SELECTED PASSAGE

There are many kind of transparent proxy configurations, the one he could meant, could be the torified user account. Maybe not the anonymizing middlebox. The Tor-Workstation does not have a own local DNS resolver and can not access the Tor-Gateways local DNS resolver. I guess with local route he means what's shown in the left column with 'route'. Even when adding new routers I do not think he could reach the Tor-Gateways local DNS resolver, as it's firewalled. I am really unsure what he means with "/29 point-to-point router path", I found no reference for it on Google. It would be nice if any other peers could look into that issue. In doubt we should ask a question about DNS leaks with transparent proxy on the Tor users mailing list, posting only very few things, only the relevant conf
- (anonymous) Yes that's what I meant. Suppose it's just PPPoE/PPTP. "/29" must mean subnet, I have no idea why exactly that one, /31 would make some sense to me because it's specially for point-to-point. I can't see how this could apply to our design, there is no way to bypass T-G from the T-W. This would only be a problem if Tor itself does something stupid. The "Connect to a Tor Gateway on your local network using PPTP VPN (OPTIONAL)" is probably affected but that's not really a problem because that set up assumes and uncompromised client with proxy obeying applications.
(proper) Okay, I overworked the TorBOX/LeakTests it's now hopefully more copy and paste friendly, to make it more inviting to use it. Also no leaks with VirtualBox found. Imho we can close this ticket. As long as no new users test for leaks or new developers look into, we won't come up with new ways to test for leaking. We can make a notice on the front page, that we done our best for leak testing and invite people to do further leak testing. It's now like with any software project, we done our best, anyone is invited to audit, and if someone reports a vulnerability, we'll try to close it. -- (anonymous) Agreed. CLOSED.

DATA PROVIDED
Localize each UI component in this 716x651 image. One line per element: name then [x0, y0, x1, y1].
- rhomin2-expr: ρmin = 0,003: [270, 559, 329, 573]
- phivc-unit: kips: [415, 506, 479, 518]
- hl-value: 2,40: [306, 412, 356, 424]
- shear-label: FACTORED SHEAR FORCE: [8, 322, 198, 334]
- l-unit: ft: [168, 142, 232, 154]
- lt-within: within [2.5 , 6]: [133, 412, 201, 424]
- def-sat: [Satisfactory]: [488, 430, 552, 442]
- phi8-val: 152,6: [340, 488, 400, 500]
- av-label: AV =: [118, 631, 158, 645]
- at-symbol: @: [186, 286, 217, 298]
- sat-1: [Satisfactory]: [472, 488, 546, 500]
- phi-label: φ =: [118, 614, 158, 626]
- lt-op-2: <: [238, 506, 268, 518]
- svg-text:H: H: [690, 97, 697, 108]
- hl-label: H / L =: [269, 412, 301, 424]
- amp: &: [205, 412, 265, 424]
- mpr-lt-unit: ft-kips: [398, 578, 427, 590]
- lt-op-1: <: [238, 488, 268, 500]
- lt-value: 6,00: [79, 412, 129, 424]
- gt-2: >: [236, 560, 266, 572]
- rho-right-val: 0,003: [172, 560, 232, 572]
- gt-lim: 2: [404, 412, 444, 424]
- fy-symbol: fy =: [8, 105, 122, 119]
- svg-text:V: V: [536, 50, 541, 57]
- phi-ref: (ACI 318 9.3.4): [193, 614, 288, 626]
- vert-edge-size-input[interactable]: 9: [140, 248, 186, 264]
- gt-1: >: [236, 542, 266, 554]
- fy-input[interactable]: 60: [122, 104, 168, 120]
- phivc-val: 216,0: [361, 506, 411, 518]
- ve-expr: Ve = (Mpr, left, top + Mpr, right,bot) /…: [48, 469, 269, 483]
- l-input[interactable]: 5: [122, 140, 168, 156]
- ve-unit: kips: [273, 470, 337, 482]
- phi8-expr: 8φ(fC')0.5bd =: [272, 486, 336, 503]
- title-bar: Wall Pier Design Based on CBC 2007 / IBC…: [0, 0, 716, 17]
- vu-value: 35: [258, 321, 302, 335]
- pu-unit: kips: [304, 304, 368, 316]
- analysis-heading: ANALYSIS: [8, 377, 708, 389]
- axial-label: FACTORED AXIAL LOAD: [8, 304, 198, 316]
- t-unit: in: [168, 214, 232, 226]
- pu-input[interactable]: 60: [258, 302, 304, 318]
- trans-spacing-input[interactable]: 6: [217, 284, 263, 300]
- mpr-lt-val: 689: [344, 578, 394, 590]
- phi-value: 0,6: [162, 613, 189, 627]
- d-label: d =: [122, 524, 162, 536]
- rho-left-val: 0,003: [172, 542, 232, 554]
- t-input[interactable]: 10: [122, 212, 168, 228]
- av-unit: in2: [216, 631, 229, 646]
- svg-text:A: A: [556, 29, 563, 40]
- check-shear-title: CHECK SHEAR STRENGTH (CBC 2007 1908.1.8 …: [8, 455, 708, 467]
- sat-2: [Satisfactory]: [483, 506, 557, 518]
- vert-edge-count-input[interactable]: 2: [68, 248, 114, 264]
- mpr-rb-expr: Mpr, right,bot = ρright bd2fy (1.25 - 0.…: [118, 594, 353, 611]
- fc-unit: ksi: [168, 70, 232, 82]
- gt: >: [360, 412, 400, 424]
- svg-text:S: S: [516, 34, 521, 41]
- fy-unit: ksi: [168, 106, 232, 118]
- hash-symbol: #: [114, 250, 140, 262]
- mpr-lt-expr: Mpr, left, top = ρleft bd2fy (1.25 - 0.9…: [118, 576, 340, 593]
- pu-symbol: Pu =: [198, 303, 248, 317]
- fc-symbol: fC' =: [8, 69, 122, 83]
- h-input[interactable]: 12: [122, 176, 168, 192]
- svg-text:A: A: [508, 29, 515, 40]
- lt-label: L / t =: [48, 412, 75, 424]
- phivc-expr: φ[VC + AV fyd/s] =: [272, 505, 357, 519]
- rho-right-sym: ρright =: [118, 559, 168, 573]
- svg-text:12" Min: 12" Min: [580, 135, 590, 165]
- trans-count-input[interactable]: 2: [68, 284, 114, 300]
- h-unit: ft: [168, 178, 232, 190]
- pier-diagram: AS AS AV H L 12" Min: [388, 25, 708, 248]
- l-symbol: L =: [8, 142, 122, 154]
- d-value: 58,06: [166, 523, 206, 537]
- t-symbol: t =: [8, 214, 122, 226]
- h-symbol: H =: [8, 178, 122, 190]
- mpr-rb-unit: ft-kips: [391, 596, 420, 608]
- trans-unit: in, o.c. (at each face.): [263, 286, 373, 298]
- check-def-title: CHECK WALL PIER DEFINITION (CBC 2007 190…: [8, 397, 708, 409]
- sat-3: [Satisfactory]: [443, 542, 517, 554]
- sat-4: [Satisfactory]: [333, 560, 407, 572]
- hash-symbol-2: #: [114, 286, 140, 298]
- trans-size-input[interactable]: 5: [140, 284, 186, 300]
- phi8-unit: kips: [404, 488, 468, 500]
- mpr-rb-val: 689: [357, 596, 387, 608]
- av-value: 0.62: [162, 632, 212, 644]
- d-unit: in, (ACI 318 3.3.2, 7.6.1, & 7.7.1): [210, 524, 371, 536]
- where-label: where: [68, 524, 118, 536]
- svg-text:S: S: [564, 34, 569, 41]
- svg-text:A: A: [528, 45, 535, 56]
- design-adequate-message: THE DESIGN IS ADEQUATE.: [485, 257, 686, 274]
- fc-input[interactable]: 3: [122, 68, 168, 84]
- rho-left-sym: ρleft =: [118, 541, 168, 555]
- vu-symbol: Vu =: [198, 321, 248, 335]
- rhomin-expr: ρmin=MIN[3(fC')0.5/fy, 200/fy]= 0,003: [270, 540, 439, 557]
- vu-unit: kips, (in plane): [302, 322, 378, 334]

WHAT IS BEING ASKED
Reproduce the stretch of the Tor leak-testing discussion from "(proper) Okay, I" through "(anonymous) Agreed. CLOSED.", word for word.

WRITTEN REPLY
(proper) Okay, I overworked the TorBOX/LeakTests it's now hopefully more copy and paste friendly, to make it more inviting to use it. Also no leaks with VirtualBox found. Imho we can close this ticket. As long as no new users test for leaks or new developers look into, we won't come up with new ways to test for leaking. We can make a notice on the front page, that we done our best for leak testing and invite people to do further leak testing. It's now like with any software project, we done our best, anyone is invited to audit, and if someone reports a vulnerability, we'll try to close it. -- (anonymous) Agreed. CLOSED.